Recorded data
# # #
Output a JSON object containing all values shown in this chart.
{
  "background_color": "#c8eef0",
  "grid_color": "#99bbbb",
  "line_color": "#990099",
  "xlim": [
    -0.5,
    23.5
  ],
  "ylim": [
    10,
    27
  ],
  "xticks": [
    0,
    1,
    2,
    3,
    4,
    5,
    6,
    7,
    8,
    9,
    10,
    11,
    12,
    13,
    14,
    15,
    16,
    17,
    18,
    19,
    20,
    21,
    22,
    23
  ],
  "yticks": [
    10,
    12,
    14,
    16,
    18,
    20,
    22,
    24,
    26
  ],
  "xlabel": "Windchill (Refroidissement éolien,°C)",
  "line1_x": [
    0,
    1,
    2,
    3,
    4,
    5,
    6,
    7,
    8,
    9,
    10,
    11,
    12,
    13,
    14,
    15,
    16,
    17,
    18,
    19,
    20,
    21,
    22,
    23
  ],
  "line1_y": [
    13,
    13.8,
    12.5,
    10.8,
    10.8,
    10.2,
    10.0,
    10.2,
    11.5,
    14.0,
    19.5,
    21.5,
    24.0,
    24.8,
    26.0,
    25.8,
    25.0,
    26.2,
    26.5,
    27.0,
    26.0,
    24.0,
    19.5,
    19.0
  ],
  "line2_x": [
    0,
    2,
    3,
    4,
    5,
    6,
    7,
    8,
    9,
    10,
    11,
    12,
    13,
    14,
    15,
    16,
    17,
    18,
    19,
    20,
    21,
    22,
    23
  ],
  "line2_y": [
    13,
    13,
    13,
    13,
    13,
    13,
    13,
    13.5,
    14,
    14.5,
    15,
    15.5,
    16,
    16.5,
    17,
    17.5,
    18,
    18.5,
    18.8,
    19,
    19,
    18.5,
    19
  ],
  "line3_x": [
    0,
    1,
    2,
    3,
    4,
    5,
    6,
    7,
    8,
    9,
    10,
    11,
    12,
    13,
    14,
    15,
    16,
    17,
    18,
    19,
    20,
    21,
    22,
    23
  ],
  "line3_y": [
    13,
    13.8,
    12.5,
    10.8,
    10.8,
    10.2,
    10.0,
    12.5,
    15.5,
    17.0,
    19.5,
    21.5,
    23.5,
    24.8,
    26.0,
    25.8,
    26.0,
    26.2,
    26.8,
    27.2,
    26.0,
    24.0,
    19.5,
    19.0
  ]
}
# # #
JOB> The records above should be duplicated in full, exactly as given.

RESULT OF THE EXERCISE>
Output a JSON object containing all values shown in this chart.
{
  "background_color": "#c8eef0",
  "grid_color": "#99bbbb",
  "line_color": "#990099",
  "xlim": [
    -0.5,
    23.5
  ],
  "ylim": [
    10,
    27
  ],
  "xticks": [
    0,
    1,
    2,
    3,
    4,
    5,
    6,
    7,
    8,
    9,
    10,
    11,
    12,
    13,
    14,
    15,
    16,
    17,
    18,
    19,
    20,
    21,
    22,
    23
  ],
  "yticks": [
    10,
    12,
    14,
    16,
    18,
    20,
    22,
    24,
    26
  ],
  "xlabel": "Windchill (Refroidissement éolien,°C)",
  "line1_x": [
    0,
    1,
    2,
    3,
    4,
    5,
    6,
    7,
    8,
    9,
    10,
    11,
    12,
    13,
    14,
    15,
    16,
    17,
    18,
    19,
    20,
    21,
    22,
    23
  ],
  "line1_y": [
    13,
    13.8,
    12.5,
    10.8,
    10.8,
    10.2,
    10.0,
    10.2,
    11.5,
    14.0,
    19.5,
    21.5,
    24.0,
    24.8,
    26.0,
    25.8,
    25.0,
    26.2,
    26.5,
    27.0,
    26.0,
    24.0,
    19.5,
    19.0
  ],
  "line2_x": [
    0,
    2,
    3,
    4,
    5,
    6,
    7,
    8,
    9,
    10,
    11,
    12,
    13,
    14,
    15,
    16,
    17,
    18,
    19,
    20,
    21,
    22,
    23
  ],
  "line2_y": [
    13,
    13,
    13,
    13,
    13,
    13,
    13,
    13.5,
    14,
    14.5,
    15,
    15.5,
    16,
    16.5,
    17,
    17.5,
    18,
    18.5,
    18.8,
    19,
    19,
    18.5,
    19
  ],
  "line3_x": [
    0,
    1,
    2,
    3,
    4,
    5,
    6,
    7,
    8,
    9,
    10,
    11,
    12,
    13,
    14,
    15,
    16,
    17,
    18,
    19,
    20,
    21,
    22,
    23
  ],
  "line3_y": [
    13,
    13.8,
    12.5,
    10.8,
    10.8,
    10.2,
    10.0,
    12.5,
    15.5,
    17.0,
    19.5,
    21.5,
    23.5,
    24.8,
    26.0,
    25.8,
    26.0,
    26.2,
    26.8,
    27.2,
    26.0,
    24.0,
    19.5,
    19.0
  ]
}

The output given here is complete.